→ **Required work**:
Answer these questions using the paintball barrel discussion below.
1. What bore size does the discussion give as typical for twistlock barrels?
2. What adapter does it suggest for making use of autococker barrels?
3. What does it say to keep handy until the plastic nubbins are known to work?

→ **Text excerpt**:
══════
Last edited by Systemx; 09-20-2016 at 01:55 PM.
try it out and see. bores for twistlock barrels are typically around .691, from what i've measured. so overbored, but no big deal. automags fire from an open bolt instead of a closed bolt like on an autococker, so the nubbin will keep the ball in place. you don't have to worry so much about it. one option you can do, though, is to get a docs automag to autococker adapter. that way you can make use of your autococker barrels. not necessary, but just an idea...
Keep the wire detent handy until you are sure the plastic nubbins will work for you. Some of the grooves in the aftermarket barrels don't actually match the layout of the plastic nubbins (AGD spec), and the barrel can be too tight of a fit to let the plastic nubbin hang out of the groove. When all of the nubbins were wire, the groove side-shape didn't really matter, so some barrels just had "similar" grooves. I almost threw away my wire detents, but I have barrels that need them.
══════
(Labeled box records)

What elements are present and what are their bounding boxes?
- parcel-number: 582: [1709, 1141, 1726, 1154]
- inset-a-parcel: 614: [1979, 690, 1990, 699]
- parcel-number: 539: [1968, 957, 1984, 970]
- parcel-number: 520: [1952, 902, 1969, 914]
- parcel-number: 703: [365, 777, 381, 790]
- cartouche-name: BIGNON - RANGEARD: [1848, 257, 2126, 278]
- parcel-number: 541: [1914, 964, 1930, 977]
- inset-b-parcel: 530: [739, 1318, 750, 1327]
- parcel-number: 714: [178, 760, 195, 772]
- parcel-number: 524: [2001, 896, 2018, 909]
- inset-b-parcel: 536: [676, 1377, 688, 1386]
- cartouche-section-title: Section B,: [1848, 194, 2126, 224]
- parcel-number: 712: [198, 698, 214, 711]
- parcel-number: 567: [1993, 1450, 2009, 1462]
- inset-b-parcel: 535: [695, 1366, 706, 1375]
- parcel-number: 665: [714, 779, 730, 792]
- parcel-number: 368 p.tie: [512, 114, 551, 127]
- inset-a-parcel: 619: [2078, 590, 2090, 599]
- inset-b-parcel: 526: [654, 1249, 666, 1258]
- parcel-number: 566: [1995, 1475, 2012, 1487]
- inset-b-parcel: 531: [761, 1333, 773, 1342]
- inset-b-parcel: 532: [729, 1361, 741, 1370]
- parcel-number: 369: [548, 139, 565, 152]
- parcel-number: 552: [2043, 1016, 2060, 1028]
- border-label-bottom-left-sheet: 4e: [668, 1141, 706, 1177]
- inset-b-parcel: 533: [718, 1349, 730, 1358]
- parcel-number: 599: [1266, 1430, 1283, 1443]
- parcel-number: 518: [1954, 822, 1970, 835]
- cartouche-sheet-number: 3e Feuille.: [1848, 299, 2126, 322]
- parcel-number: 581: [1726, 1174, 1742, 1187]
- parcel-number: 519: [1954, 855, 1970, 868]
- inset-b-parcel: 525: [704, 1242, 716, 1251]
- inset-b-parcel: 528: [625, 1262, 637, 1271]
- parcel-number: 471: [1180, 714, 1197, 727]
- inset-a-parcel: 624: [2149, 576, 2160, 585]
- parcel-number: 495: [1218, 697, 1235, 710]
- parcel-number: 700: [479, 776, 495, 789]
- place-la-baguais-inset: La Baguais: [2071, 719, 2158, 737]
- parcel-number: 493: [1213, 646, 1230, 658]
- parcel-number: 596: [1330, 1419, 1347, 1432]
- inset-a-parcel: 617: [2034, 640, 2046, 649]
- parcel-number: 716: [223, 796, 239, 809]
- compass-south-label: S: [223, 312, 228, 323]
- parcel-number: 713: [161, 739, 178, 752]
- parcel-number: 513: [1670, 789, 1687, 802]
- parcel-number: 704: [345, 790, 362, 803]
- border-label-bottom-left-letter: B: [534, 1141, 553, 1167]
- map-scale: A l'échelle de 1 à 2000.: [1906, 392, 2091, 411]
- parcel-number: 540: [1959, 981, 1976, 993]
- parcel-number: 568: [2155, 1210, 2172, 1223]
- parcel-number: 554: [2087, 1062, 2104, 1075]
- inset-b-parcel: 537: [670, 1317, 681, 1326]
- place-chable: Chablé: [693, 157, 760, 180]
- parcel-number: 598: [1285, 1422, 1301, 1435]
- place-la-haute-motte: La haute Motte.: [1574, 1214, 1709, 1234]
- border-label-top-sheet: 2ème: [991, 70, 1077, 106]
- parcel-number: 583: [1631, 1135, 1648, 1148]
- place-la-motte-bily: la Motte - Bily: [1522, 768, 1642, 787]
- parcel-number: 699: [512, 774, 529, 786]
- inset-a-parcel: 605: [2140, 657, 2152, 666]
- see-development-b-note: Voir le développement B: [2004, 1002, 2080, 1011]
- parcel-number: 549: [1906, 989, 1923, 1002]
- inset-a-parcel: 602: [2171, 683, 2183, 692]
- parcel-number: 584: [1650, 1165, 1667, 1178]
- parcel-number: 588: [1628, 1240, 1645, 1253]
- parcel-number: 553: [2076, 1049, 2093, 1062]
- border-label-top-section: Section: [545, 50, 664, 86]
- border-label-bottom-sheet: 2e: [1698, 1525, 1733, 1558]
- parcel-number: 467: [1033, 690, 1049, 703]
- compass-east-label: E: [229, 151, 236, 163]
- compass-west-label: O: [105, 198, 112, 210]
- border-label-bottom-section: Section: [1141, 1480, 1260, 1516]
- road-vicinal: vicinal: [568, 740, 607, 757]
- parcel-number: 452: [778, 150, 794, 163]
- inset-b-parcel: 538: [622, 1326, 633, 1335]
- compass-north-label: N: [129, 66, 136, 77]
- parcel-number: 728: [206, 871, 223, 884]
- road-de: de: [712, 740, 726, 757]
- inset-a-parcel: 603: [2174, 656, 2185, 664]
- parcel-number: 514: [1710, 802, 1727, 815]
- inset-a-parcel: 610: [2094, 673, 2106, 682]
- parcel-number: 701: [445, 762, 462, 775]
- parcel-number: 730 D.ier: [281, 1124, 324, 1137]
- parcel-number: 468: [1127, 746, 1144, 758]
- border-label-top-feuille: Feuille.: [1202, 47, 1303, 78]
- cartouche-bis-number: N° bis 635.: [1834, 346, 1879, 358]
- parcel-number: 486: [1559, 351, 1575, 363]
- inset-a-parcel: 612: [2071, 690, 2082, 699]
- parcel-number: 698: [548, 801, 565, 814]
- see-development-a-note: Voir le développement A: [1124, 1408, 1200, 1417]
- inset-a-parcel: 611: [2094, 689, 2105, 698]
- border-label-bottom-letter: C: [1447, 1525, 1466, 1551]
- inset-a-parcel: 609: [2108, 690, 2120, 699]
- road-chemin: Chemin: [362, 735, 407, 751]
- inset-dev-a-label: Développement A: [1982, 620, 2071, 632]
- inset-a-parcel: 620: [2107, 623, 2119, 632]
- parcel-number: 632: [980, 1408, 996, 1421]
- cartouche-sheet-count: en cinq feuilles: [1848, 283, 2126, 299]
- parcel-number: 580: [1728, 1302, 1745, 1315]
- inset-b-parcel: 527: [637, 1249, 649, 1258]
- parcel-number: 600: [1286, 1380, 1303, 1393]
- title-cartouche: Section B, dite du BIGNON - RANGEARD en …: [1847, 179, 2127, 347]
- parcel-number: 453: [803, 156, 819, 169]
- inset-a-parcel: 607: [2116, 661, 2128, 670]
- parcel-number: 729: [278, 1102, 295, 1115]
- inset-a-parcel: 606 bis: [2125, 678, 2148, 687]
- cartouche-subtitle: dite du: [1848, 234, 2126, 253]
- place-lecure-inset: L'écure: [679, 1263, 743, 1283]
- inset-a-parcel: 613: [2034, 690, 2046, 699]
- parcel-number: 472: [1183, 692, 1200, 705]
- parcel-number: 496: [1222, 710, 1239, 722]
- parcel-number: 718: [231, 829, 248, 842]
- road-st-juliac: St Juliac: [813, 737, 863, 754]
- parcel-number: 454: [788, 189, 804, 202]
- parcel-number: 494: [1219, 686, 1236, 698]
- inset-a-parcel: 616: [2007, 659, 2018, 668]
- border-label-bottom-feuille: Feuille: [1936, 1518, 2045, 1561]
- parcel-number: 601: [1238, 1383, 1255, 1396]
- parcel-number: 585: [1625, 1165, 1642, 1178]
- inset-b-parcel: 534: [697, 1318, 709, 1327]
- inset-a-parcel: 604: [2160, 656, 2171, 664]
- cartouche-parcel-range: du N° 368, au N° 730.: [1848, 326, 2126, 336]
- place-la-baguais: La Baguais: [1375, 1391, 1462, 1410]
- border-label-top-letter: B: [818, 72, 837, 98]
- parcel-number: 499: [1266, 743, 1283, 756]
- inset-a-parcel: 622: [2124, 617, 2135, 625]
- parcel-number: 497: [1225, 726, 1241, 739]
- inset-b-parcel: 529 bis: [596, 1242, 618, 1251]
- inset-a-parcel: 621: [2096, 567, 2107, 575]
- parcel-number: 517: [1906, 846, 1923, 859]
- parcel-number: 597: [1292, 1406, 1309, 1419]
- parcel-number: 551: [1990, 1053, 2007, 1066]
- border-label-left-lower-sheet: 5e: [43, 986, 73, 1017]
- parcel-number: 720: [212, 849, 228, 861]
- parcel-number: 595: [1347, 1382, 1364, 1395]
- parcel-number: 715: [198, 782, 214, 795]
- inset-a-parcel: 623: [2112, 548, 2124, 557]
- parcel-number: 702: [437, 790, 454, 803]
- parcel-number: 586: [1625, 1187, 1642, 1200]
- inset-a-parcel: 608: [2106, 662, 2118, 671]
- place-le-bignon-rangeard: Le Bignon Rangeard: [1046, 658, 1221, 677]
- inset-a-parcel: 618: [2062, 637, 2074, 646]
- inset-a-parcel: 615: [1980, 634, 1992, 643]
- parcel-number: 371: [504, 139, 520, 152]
══════
→ **The output**:
1. Around .691
2. A docs automag to autococker adapter
3. The wire detent